REQUIRED TASK:
Please print all of the material below, word for word.

_ _ _ _ _ _ _

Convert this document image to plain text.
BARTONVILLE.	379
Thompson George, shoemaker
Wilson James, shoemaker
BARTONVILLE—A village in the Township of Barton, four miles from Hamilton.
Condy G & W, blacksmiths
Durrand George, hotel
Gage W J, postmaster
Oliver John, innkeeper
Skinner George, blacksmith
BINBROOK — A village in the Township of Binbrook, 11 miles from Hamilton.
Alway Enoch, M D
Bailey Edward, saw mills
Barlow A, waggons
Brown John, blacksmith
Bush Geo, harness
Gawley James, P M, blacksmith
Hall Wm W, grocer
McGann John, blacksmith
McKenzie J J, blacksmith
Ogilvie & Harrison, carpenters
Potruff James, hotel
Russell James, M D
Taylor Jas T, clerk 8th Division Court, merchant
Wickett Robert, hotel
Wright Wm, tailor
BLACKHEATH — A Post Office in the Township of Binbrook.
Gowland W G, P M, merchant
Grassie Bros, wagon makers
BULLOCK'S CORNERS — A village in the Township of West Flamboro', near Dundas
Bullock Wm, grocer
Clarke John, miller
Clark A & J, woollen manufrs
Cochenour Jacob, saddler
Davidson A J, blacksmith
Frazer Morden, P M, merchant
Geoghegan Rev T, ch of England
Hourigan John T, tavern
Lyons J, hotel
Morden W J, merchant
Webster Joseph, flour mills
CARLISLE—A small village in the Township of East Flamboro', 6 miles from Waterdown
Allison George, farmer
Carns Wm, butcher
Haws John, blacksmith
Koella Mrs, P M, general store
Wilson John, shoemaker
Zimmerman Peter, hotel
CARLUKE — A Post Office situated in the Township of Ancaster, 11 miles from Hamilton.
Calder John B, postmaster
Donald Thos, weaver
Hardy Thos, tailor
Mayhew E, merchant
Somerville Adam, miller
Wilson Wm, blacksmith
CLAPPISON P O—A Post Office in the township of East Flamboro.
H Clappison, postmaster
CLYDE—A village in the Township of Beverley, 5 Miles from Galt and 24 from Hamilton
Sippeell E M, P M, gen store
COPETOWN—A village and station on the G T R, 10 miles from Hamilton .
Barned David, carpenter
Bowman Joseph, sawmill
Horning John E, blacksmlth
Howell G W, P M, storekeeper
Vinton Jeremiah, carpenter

_ _ _ _ _ _ _

RESPONSE TO THE EXERCISE:
Convert this document image to plain text.
BARTONVILLE.	379
Thompson George, shoemaker
Wilson James, shoemaker
BARTONVILLE—A village in the Township of Barton, four miles from Hamilton.
Condy G & W, blacksmiths
Durrand George, hotel
Gage W J, postmaster
Oliver John, innkeeper
Skinner George, blacksmith
BINBROOK — A village in the Township of Binbrook, 11 miles from Hamilton.
Alway Enoch, M D
Bailey Edward, saw mills
Barlow A, waggons
Brown John, blacksmith
Bush Geo, harness
Gawley James, P M, blacksmith
Hall Wm W, grocer
McGann John, blacksmith
McKenzie J J, blacksmith
Ogilvie & Harrison, carpenters
Potruff James, hotel
Russell James, M D
Taylor Jas T, clerk 8th Division Court, merchant
Wickett Robert, hotel
Wright Wm, tailor
BLACKHEATH — A Post Office in the Township of Binbrook.
Gowland W G, P M, merchant
Grassie Bros, wagon makers
BULLOCK'S CORNERS — A village in the Township of West Flamboro', near Dundas
Bullock Wm, grocer
Clarke John, miller
Clark A & J, woollen manufrs
Cochenour Jacob, saddler
Davidson A J, blacksmith
Frazer Morden, P M, merchant
Geoghegan Rev T, ch of England
Hourigan John T, tavern
Lyons J, hotel
Morden W J, merchant
Webster Joseph, flour mills
CARLISLE—A small village in the Township of East Flamboro', 6 miles from Waterdown
Allison George, farmer
Carns Wm, butcher
Haws John, blacksmith
Koella Mrs, P M, general store
Wilson John, shoemaker
Zimmerman Peter, hotel
CARLUKE — A Post Office situated in the Township of Ancaster, 11 miles from Hamilton.
Calder John B, postmaster
Donald Thos, weaver
Hardy Thos, tailor
Mayhew E, merchant
Somerville Adam, miller
Wilson Wm, blacksmith
CLAPPISON P O—A Post Office in the township of East Flamboro.
H Clappison, postmaster
CLYDE—A village in the Township of Beverley, 5 Miles from Galt and 24 from Hamilton
Sippeell E M, P M, gen store
COPETOWN—A village and station on the G T R, 10 miles from Hamilton .
Barned David, carpenter
Bowman Joseph, sawmill
Horning John E, blacksmlth
Howell G W, P M, storekeeper
Vinton Jeremiah, carpenter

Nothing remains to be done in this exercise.